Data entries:
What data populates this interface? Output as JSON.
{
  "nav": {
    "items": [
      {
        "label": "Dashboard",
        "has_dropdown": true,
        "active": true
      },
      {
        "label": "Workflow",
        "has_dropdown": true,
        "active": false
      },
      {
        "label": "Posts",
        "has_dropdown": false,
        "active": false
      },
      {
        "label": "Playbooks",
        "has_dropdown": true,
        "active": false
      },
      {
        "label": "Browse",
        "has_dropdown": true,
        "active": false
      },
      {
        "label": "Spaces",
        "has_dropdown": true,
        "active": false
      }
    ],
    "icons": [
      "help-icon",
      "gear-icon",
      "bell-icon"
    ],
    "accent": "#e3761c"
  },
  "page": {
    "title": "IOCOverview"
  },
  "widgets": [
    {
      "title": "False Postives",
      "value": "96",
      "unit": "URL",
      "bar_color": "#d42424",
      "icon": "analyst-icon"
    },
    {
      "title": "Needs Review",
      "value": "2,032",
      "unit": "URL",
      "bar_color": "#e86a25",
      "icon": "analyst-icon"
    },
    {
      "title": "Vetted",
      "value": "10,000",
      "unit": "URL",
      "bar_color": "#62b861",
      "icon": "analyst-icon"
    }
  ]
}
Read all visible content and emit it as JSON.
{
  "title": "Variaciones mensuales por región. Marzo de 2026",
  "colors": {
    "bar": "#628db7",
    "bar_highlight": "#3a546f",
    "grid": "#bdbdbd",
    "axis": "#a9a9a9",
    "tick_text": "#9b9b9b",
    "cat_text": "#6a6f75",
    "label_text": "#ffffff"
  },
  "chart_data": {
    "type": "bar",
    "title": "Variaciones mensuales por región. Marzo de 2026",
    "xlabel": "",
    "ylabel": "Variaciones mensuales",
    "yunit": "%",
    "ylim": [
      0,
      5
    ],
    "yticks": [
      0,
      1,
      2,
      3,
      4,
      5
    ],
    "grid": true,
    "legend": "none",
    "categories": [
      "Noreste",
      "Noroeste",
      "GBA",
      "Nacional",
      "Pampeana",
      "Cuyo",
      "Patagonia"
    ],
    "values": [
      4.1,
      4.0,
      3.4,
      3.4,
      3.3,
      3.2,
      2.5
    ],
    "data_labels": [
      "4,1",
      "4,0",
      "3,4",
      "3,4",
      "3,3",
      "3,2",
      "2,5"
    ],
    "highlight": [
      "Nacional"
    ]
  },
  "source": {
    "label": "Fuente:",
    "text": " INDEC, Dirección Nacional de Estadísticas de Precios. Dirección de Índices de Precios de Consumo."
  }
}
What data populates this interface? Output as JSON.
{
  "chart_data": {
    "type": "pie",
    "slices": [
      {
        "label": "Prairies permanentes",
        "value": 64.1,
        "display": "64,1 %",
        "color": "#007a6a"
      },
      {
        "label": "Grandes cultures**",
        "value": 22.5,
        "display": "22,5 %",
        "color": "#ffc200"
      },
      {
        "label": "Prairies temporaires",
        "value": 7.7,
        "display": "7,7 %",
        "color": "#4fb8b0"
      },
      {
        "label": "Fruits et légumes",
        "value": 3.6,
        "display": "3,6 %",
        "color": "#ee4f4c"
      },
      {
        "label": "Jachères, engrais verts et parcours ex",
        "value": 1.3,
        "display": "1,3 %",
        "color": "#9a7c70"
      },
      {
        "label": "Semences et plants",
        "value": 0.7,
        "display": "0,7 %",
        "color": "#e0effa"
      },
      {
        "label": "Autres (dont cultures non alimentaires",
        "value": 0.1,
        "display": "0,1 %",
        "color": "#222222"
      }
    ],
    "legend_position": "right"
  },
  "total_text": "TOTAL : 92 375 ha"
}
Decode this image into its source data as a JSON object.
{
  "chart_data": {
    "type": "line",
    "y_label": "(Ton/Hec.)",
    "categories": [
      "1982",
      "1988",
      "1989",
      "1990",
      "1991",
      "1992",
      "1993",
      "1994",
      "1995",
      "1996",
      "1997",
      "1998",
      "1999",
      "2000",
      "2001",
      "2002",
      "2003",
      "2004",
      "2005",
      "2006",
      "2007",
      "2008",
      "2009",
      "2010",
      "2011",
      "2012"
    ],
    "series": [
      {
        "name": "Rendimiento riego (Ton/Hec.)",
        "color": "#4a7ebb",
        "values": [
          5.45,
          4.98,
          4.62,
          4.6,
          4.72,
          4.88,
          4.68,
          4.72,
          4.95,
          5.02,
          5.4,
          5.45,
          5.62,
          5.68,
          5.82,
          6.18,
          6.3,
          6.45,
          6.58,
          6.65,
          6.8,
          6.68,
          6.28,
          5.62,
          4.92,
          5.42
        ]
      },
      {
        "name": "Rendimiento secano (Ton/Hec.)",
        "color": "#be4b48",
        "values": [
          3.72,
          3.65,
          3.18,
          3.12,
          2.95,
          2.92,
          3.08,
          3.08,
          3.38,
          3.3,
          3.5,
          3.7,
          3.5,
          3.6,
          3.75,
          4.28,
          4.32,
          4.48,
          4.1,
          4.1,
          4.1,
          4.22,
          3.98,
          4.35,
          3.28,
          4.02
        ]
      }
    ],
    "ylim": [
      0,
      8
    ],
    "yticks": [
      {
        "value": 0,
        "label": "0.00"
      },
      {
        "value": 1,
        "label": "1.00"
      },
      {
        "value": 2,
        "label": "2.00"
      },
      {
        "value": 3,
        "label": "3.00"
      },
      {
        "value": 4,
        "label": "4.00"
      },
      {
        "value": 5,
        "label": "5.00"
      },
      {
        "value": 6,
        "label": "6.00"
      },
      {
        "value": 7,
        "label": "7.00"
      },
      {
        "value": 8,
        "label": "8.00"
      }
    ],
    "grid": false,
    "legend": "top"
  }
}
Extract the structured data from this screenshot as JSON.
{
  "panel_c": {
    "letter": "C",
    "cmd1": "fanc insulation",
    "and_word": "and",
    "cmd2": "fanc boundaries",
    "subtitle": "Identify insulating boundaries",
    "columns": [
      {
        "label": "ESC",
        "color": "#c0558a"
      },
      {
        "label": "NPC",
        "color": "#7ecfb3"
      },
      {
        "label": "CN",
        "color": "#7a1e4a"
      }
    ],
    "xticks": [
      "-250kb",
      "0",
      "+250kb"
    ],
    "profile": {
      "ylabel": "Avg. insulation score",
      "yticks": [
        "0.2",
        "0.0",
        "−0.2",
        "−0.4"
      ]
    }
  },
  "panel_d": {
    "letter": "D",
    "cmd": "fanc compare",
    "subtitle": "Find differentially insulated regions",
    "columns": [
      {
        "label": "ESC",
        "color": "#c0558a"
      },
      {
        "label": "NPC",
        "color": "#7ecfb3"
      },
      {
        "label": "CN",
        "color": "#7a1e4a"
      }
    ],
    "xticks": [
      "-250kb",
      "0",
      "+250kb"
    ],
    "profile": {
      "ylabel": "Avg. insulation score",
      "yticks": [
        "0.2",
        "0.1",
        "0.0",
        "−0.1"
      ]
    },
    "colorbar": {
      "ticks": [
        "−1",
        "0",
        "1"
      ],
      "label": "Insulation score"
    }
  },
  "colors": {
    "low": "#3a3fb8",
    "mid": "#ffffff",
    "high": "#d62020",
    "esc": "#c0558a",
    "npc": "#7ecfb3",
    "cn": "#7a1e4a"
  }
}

◆ Exercise requirements ◆
Return every record, word for word.

◆ Task result ◆
What data populates this interface? Output as JSON.
{
  "nav": {
    "items": [
      {
        "label": "Dashboard",
        "has_dropdown": true,
        "active": true
      },
      {
        "label": "Workflow",
        "has_dropdown": true,
        "active": false
      },
      {
        "label": "Posts",
        "has_dropdown": false,
        "active": false
      },
      {
        "label": "Playbooks",
        "has_dropdown": true,
        "active": false
      },
      {
        "label": "Browse",
        "has_dropdown": true,
        "active": false
      },
      {
        "label": "Spaces",
        "has_dropdown": true,
        "active": false
      }
    ],
    "icons": [
      "help-icon",
      "gear-icon",
      "bell-icon"
    ],
    "accent": "#e3761c"
  },
  "page": {
    "title": "IOCOverview"
  },
  "widgets": [
    {
      "title": "False Postives",
      "value": "96",
      "unit": "URL",
      "bar_color": "#d42424",
      "icon": "analyst-icon"
    },
    {
      "title": "Needs Review",
      "value": "2,032",
      "unit": "URL",
      "bar_color": "#e86a25",
      "icon": "analyst-icon"
    },
    {
      "title": "Vetted",
      "value": "10,000",
      "unit": "URL",
      "bar_color": "#62b861",
      "icon": "analyst-icon"
    }
  ]
}
Read all visible content and emit it as JSON.
{
  "title": "Variaciones mensuales por región. Marzo de 2026",
  "colors": {
    "bar": "#628db7",
    "bar_highlight": "#3a546f",
    "grid": "#bdbdbd",
    "axis": "#a9a9a9",
    "tick_text": "#9b9b9b",
    "cat_text": "#6a6f75",
    "label_text": "#ffffff"
  },
  "chart_data": {
    "type": "bar",
    "title": "Variaciones mensuales por región. Marzo de 2026",
    "xlabel": "",
    "ylabel": "Variaciones mensuales",
    "yunit": "%",
    "ylim": [
      0,
      5
    ],
    "yticks": [
      0,
      1,
      2,
      3,
      4,
      5
    ],
    "grid": true,
    "legend": "none",
    "categories": [
      "Noreste",
      "Noroeste",
      "GBA",
      "Nacional",
      "Pampeana",
      "Cuyo",
      "Patagonia"
    ],
    "values": [
      4.1,
      4.0,
      3.4,
      3.4,
      3.3,
      3.2,
      2.5
    ],
    "data_labels": [
      "4,1",
      "4,0",
      "3,4",
      "3,4",
      "3,3",
      "3,2",
      "2,5"
    ],
    "highlight": [
      "Nacional"
    ]
  },
  "source": {
    "label": "Fuente:",
    "text": " INDEC, Dirección Nacional de Estadísticas de Precios. Dirección de Índices de Precios de Consumo."
  }
}
What data populates this interface? Output as JSON.
{
  "chart_data": {
    "type": "pie",
    "slices": [
      {
        "label": "Prairies permanentes",
        "value": 64.1,
        "display": "64,1 %",
        "color": "#007a6a"
      },
      {
        "label": "Grandes cultures**",
        "value": 22.5,
        "display": "22,5 %",
        "color": "#ffc200"
      },
      {
        "label": "Prairies temporaires",
        "value": 7.7,
        "display": "7,7 %",
        "color": "#4fb8b0"
      },
      {
        "label": "Fruits et légumes",
        "value": 3.6,
        "display": "3,6 %",
        "color": "#ee4f4c"
      },
      {
        "label": "Jachères, engrais verts et parcours ex",
        "value": 1.3,
        "display": "1,3 %",
        "color": "#9a7c70"
      },
      {
        "label": "Semences et plants",
        "value": 0.7,
        "display": "0,7 %",
        "color": "#e0effa"
      },
      {
        "label": "Autres (dont cultures non alimentaires",
        "value": 0.1,
        "display": "0,1 %",
        "color": "#222222"
      }
    ],
    "legend_position": "right"
  },
  "total_text": "TOTAL : 92 375 ha"
}
Decode this image into its source data as a JSON object.
{
  "chart_data": {
    "type": "line",
    "y_label": "(Ton/Hec.)",
    "categories": [
      "1982",
      "1988",
      "1989",
      "1990",
      "1991",
      "1992",
      "1993",
      "1994",
      "1995",
      "1996",
      "1997",
      "1998",
      "1999",
      "2000",
      "2001",
      "2002",
      "2003",
      "2004",
      "2005",
      "2006",
      "2007",
      "2008",
      "2009",
      "2010",
      "2011",
      "2012"
    ],
    "series": [
      {
        "name": "Rendimiento riego (Ton/Hec.)",
        "color": "#4a7ebb",
        "values": [
          5.45,
          4.98,
          4.62,
          4.6,
          4.72,
          4.88,
          4.68,
          4.72,
          4.95,
          5.02,
          5.4,
          5.45,
          5.62,
          5.68,
          5.82,
          6.18,
          6.3,
          6.45,
          6.58,
          6.65,
          6.8,
          6.68,
          6.28,
          5.62,
          4.92,
          5.42
        ]
      },
      {
        "name": "Rendimiento secano (Ton/Hec.)",
        "color": "#be4b48",
        "values": [
          3.72,
          3.65,
          3.18,
          3.12,
          2.95,
          2.92,
          3.08,
          3.08,
          3.38,
          3.3,
          3.5,
          3.7,
          3.5,
          3.6,
          3.75,
          4.28,
          4.32,
          4.48,
          4.1,
          4.1,
          4.1,
          4.22,
          3.98,
          4.35,
          3.28,
          4.02
        ]
      }
    ],
    "ylim": [
      0,
      8
    ],
    "yticks": [
      {
        "value": 0,
        "label": "0.00"
      },
      {
        "value": 1,
        "label": "1.00"
      },
      {
        "value": 2,
        "label": "2.00"
      },
      {
        "value": 3,
        "label": "3.00"
      },
      {
        "value": 4,
        "label": "4.00"
      },
      {
        "value": 5,
        "label": "5.00"
      },
      {
        "value": 6,
        "label": "6.00"
      },
      {
        "value": 7,
        "label": "7.00"
      },
      {
        "value": 8,
        "label": "8.00"
      }
    ],
    "grid": false,
    "legend": "top"
  }
}
Extract the structured data from this screenshot as JSON.
{
  "panel_c": {
    "letter": "C",
    "cmd1": "fanc insulation",
    "and_word": "and",
    "cmd2": "fanc boundaries",
    "subtitle": "Identify insulating boundaries",
    "columns": [
      {
        "label": "ESC",
        "color": "#c0558a"
      },
      {
        "label": "NPC",
        "color": "#7ecfb3"
      },
      {
        "label": "CN",
        "color": "#7a1e4a"
      }
    ],
    "xticks": [
      "-250kb",
      "0",
      "+250kb"
    ],
    "profile": {
      "ylabel": "Avg. insulation score",
      "yticks": [
        "0.2",
        "0.0",
        "−0.2",
        "−0.4"
      ]
    }
  },
  "panel_d": {
    "letter": "D",
    "cmd": "fanc compare",
    "subtitle": "Find differentially insulated regions",
    "columns": [
      {
        "label": "ESC",
        "color": "#c0558a"
      },
      {
        "label": "NPC",
        "color": "#7ecfb3"
      },
      {
        "label": "CN",
        "color": "#7a1e4a"
      }
    ],
    "xticks": [
      "-250kb",
      "0",
      "+250kb"
    ],
    "profile": {
      "ylabel": "Avg. insulation score",
      "yticks": [
        "0.2",
        "0.1",
        "0.0",
        "−0.1"
      ]
    },
    "colorbar": {
      "ticks": [
        "−1",
        "0",
        "1"
      ],
      "label": "Insulation score"
    }
  },
  "colors": {
    "low": "#3a3fb8",
    "mid": "#ffffff",
    "high": "#d62020",
    "esc": "#c0558a",
    "npc": "#7ecfb3",
    "cn": "#7a1e4a"
  }
}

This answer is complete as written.